What the task asks: Check each line of the records below for the word "microphone" and copy those where it appears.
[start Data for processing]
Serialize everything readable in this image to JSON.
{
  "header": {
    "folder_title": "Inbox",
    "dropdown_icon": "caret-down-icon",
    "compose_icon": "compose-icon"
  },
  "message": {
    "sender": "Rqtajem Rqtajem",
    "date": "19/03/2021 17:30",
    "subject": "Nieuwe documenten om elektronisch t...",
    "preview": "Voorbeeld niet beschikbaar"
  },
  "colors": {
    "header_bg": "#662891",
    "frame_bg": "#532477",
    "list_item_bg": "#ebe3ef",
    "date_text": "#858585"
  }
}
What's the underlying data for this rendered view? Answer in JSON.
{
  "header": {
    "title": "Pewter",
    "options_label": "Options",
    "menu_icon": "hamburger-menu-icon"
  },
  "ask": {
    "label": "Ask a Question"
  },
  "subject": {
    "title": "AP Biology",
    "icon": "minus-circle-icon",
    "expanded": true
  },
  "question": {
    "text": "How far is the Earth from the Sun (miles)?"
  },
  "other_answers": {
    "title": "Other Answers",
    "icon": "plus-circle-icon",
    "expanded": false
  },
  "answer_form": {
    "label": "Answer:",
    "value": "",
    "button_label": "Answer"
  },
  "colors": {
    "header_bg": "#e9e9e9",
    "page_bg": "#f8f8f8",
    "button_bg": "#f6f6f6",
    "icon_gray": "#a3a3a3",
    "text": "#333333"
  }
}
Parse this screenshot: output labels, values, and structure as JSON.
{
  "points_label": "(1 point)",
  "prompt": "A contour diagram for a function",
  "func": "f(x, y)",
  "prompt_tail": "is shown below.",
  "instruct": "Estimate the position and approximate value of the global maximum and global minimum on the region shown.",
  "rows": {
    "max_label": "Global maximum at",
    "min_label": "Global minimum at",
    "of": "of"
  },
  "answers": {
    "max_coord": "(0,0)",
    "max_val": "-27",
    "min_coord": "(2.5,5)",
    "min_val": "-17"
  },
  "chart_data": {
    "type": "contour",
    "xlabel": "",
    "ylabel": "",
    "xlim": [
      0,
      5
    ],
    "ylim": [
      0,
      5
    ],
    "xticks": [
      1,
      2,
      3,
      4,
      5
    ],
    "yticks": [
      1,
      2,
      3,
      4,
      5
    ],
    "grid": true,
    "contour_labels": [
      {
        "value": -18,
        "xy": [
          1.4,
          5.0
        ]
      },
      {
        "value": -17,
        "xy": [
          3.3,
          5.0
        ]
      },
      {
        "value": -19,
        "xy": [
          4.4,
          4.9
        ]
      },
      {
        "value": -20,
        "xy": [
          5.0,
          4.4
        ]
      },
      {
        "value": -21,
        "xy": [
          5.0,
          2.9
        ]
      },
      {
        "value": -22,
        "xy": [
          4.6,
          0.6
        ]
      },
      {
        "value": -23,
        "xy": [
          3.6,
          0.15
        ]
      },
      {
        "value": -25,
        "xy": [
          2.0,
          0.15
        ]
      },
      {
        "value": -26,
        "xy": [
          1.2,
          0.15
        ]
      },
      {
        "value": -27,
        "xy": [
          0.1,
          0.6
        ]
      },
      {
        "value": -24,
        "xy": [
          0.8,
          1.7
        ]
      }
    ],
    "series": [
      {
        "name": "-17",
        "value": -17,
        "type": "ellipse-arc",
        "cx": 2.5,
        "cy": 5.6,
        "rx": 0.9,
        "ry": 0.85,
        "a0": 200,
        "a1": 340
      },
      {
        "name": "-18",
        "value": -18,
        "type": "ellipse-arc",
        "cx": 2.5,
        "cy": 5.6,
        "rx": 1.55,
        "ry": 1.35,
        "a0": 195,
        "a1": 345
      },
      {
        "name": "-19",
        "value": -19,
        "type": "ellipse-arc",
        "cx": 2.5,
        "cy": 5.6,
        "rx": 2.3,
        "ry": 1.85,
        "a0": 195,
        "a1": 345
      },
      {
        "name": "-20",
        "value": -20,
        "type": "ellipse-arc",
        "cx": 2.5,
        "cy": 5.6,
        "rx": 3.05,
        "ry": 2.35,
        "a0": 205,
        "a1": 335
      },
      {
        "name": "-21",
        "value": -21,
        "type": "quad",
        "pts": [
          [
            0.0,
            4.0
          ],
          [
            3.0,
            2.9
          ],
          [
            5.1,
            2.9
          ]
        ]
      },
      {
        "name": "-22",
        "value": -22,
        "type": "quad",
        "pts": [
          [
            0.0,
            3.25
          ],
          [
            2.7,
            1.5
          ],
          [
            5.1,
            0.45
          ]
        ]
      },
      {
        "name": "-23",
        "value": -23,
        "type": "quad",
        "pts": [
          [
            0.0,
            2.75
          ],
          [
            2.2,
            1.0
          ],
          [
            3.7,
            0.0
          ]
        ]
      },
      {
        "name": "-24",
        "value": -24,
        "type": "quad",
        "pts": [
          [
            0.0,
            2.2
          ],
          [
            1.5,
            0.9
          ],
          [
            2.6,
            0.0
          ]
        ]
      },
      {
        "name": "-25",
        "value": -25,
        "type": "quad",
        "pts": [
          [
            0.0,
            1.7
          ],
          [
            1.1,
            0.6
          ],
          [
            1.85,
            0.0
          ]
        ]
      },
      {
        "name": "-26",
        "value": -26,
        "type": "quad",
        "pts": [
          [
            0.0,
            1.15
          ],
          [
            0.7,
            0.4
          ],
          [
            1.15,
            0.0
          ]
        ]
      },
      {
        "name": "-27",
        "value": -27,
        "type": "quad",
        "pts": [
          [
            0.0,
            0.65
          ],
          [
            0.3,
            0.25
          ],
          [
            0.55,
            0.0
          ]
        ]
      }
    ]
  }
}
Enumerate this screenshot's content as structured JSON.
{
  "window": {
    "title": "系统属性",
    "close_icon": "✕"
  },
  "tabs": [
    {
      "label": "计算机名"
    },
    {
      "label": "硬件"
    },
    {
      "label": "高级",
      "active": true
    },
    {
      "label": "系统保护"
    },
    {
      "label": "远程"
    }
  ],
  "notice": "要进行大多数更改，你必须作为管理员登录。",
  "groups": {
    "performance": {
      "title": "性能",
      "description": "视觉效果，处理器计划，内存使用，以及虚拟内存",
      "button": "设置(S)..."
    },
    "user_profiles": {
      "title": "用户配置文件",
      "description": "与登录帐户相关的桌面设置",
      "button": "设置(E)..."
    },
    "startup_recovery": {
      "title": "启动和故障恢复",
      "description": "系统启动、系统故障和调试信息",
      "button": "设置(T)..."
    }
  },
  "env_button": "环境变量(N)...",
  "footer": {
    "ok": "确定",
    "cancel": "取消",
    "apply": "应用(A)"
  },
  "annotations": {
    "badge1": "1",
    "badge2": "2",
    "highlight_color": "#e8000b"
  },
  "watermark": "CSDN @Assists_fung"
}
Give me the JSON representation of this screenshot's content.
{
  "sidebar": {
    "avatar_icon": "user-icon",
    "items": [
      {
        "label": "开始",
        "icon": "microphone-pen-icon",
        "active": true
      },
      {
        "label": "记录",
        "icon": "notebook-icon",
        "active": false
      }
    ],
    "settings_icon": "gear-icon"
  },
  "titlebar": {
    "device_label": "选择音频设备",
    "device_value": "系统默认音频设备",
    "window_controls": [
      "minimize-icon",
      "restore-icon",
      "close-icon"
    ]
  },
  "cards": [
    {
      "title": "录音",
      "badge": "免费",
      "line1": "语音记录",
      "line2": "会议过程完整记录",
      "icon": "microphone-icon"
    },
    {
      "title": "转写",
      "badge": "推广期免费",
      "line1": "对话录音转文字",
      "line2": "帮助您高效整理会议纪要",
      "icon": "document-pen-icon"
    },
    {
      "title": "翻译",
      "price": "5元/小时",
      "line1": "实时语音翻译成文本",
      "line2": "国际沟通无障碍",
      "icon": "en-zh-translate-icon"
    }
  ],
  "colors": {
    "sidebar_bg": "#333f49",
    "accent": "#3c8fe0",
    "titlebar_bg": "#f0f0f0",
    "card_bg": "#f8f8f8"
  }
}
[end Data for processing]
Result:
        "icon": "microphone-pen-icon",
      "icon": "microphone-icon"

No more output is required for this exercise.